> **Given task**:
Provide an exact transcription of all the records.

> **Given records**:
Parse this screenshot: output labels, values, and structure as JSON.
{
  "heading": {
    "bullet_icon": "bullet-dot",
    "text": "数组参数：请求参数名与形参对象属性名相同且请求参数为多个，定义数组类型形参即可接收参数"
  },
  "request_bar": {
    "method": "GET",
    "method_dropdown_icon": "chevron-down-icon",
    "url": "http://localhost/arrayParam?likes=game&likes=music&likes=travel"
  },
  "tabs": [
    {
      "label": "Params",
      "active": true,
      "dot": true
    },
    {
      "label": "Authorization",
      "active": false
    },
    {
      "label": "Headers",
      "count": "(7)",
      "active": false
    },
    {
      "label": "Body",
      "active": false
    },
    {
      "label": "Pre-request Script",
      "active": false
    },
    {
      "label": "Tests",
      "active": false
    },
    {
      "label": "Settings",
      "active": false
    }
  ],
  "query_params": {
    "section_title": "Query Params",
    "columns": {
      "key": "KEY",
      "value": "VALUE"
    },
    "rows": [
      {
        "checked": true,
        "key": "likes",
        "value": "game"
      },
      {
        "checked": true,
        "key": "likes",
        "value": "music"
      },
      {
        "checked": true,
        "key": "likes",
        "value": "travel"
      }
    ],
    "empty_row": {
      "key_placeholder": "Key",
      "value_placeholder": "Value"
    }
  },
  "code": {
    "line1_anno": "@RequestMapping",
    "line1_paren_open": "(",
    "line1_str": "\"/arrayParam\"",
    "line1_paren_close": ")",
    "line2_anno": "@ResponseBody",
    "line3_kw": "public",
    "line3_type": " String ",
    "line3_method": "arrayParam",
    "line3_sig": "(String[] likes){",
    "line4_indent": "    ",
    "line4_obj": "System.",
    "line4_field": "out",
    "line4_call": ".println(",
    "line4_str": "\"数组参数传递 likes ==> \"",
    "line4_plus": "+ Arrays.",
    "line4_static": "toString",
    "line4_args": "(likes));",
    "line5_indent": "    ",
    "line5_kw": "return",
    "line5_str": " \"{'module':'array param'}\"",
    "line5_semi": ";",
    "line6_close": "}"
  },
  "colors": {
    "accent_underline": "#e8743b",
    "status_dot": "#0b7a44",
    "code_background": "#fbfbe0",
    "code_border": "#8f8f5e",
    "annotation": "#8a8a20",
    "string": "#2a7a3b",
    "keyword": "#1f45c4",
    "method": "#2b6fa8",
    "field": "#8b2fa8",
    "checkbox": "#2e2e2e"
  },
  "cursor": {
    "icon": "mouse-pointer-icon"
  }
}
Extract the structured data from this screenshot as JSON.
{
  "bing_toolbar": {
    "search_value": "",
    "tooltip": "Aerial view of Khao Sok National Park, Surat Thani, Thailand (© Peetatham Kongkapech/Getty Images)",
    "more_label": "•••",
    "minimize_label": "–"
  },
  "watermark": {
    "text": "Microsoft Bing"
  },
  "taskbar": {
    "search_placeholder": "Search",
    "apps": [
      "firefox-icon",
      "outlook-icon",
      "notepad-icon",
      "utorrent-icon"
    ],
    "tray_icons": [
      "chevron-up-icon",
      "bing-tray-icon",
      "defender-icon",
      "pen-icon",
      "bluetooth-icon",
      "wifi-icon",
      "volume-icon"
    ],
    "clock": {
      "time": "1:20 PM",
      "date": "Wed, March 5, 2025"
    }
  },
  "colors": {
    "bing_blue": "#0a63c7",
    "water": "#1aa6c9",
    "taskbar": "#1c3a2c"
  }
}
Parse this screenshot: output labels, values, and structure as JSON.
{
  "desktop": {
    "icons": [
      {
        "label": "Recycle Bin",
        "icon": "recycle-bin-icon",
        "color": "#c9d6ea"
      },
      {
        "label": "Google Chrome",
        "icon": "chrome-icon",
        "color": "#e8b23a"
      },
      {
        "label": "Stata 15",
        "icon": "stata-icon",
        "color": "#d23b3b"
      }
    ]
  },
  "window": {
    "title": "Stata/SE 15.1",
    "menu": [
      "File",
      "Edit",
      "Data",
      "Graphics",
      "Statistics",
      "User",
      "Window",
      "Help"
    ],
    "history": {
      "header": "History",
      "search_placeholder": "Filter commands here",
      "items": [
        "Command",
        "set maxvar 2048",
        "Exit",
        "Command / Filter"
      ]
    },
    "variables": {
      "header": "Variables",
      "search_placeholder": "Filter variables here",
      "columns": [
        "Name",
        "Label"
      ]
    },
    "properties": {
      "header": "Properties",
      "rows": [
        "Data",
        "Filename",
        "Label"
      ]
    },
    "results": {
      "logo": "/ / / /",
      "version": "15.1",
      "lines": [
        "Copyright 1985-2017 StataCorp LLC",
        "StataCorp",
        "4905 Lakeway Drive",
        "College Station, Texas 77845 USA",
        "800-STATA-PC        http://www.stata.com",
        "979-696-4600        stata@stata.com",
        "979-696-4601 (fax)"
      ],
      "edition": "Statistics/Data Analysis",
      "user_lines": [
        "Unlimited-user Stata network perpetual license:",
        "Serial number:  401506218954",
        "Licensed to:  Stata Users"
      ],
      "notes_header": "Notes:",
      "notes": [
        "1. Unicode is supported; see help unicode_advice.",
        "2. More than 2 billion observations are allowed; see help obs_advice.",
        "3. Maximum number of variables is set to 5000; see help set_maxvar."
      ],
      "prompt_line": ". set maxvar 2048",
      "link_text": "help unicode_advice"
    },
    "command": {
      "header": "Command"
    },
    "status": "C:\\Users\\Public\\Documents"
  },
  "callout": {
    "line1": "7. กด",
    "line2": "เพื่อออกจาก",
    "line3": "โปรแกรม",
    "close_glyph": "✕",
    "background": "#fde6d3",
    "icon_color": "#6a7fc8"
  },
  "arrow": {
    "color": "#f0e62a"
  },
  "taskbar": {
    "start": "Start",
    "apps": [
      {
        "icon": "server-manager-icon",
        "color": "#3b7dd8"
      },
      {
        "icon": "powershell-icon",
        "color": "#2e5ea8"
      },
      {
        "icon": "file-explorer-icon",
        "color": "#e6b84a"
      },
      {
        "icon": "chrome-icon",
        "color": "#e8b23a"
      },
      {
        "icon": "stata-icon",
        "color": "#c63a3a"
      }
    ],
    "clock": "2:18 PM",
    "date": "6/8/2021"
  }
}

> **Expected output**:
Parse this screenshot: output labels, values, and structure as JSON.
{
  "heading": {
    "bullet_icon": "bullet-dot",
    "text": "数组参数：请求参数名与形参对象属性名相同且请求参数为多个，定义数组类型形参即可接收参数"
  },
  "request_bar": {
    "method": "GET",
    "method_dropdown_icon": "chevron-down-icon",
    "url": "http://localhost/arrayParam?likes=game&likes=music&likes=travel"
  },
  "tabs": [
    {
      "label": "Params",
      "active": true,
      "dot": true
    },
    {
      "label": "Authorization",
      "active": false
    },
    {
      "label": "Headers",
      "count": "(7)",
      "active": false
    },
    {
      "label": "Body",
      "active": false
    },
    {
      "label": "Pre-request Script",
      "active": false
    },
    {
      "label": "Tests",
      "active": false
    },
    {
      "label": "Settings",
      "active": false
    }
  ],
  "query_params": {
    "section_title": "Query Params",
    "columns": {
      "key": "KEY",
      "value": "VALUE"
    },
    "rows": [
      {
        "checked": true,
        "key": "likes",
        "value": "game"
      },
      {
        "checked": true,
        "key": "likes",
        "value": "music"
      },
      {
        "checked": true,
        "key": "likes",
        "value": "travel"
      }
    ],
    "empty_row": {
      "key_placeholder": "Key",
      "value_placeholder": "Value"
    }
  },
  "code": {
    "line1_anno": "@RequestMapping",
    "line1_paren_open": "(",
    "line1_str": "\"/arrayParam\"",
    "line1_paren_close": ")",
    "line2_anno": "@ResponseBody",
    "line3_kw": "public",
    "line3_type": " String ",
    "line3_method": "arrayParam",
    "line3_sig": "(String[] likes){",
    "line4_indent": "    ",
    "line4_obj": "System.",
    "line4_field": "out",
    "line4_call": ".println(",
    "line4_str": "\"数组参数传递 likes ==> \"",
    "line4_plus": "+ Arrays.",
    "line4_static": "toString",
    "line4_args": "(likes));",
    "line5_indent": "    ",
    "line5_kw": "return",
    "line5_str": " \"{'module':'array param'}\"",
    "line5_semi": ";",
    "line6_close": "}"
  },
  "colors": {
    "accent_underline": "#e8743b",
    "status_dot": "#0b7a44",
    "code_background": "#fbfbe0",
    "code_border": "#8f8f5e",
    "annotation": "#8a8a20",
    "string": "#2a7a3b",
    "keyword": "#1f45c4",
    "method": "#2b6fa8",
    "field": "#8b2fa8",
    "checkbox": "#2e2e2e"
  },
  "cursor": {
    "icon": "mouse-pointer-icon"
  }
}
Extract the structured data from this screenshot as JSON.
{
  "bing_toolbar": {
    "search_value": "",
    "tooltip": "Aerial view of Khao Sok National Park, Surat Thani, Thailand (© Peetatham Kongkapech/Getty Images)",
    "more_label": "•••",
    "minimize_label": "–"
  },
  "watermark": {
    "text": "Microsoft Bing"
  },
  "taskbar": {
    "search_placeholder": "Search",
    "apps": [
      "firefox-icon",
      "outlook-icon",
      "notepad-icon",
      "utorrent-icon"
    ],
    "tray_icons": [
      "chevron-up-icon",
      "bing-tray-icon",
      "defender-icon",
      "pen-icon",
      "bluetooth-icon",
      "wifi-icon",
      "volume-icon"
    ],
    "clock": {
      "time": "1:20 PM",
      "date": "Wed, March 5, 2025"
    }
  },
  "colors": {
    "bing_blue": "#0a63c7",
    "water": "#1aa6c9",
    "taskbar": "#1c3a2c"
  }
}
Parse this screenshot: output labels, values, and structure as JSON.
{
  "desktop": {
    "icons": [
      {
        "label": "Recycle Bin",
        "icon": "recycle-bin-icon",
        "color": "#c9d6ea"
      },
      {
        "label": "Google Chrome",
        "icon": "chrome-icon",
        "color": "#e8b23a"
      },
      {
        "label": "Stata 15",
        "icon": "stata-icon",
        "color": "#d23b3b"
      }
    ]
  },
  "window": {
    "title": "Stata/SE 15.1",
    "menu": [
      "File",
      "Edit",
      "Data",
      "Graphics",
      "Statistics",
      "User",
      "Window",
      "Help"
    ],
    "history": {
      "header": "History",
      "search_placeholder": "Filter commands here",
      "items": [
        "Command",
        "set maxvar 2048",
        "Exit",
        "Command / Filter"
      ]
    },
    "variables": {
      "header": "Variables",
      "search_placeholder": "Filter variables here",
      "columns": [
        "Name",
        "Label"
      ]
    },
    "properties": {
      "header": "Properties",
      "rows": [
        "Data",
        "Filename",
        "Label"
      ]
    },
    "results": {
      "logo": "/ / / /",
      "version": "15.1",
      "lines": [
        "Copyright 1985-2017 StataCorp LLC",
        "StataCorp",
        "4905 Lakeway Drive",
        "College Station, Texas 77845 USA",
        "800-STATA-PC        http://www.stata.com",
        "979-696-4600        stata@stata.com",
        "979-696-4601 (fax)"
      ],
      "edition": "Statistics/Data Analysis",
      "user_lines": [
        "Unlimited-user Stata network perpetual license:",
        "Serial number:  401506218954",
        "Licensed to:  Stata Users"
      ],
      "notes_header": "Notes:",
      "notes": [
        "1. Unicode is supported; see help unicode_advice.",
        "2. More than 2 billion observations are allowed; see help obs_advice.",
        "3. Maximum number of variables is set to 5000; see help set_maxvar."
      ],
      "prompt_line": ". set maxvar 2048",
      "link_text": "help unicode_advice"
    },
    "command": {
      "header": "Command"
    },
    "status": "C:\\Users\\Public\\Documents"
  },
  "callout": {
    "line1": "7. กด",
    "line2": "เพื่อออกจาก",
    "line3": "โปรแกรม",
    "close_glyph": "✕",
    "background": "#fde6d3",
    "icon_color": "#6a7fc8"
  },
  "arrow": {
    "color": "#f0e62a"
  },
  "taskbar": {
    "start": "Start",
    "apps": [
      {
        "icon": "server-manager-icon",
        "color": "#3b7dd8"
      },
      {
        "icon": "powershell-icon",
        "color": "#2e5ea8"
      },
      {
        "icon": "file-explorer-icon",
        "color": "#e6b84a"
      },
      {
        "icon": "chrome-icon",
        "color": "#e8b23a"
      },
      {
        "icon": "stata-icon",
        "color": "#c63a3a"
      }
    ],
    "clock": "2:18 PM",
    "date": "6/8/2021"
  }
}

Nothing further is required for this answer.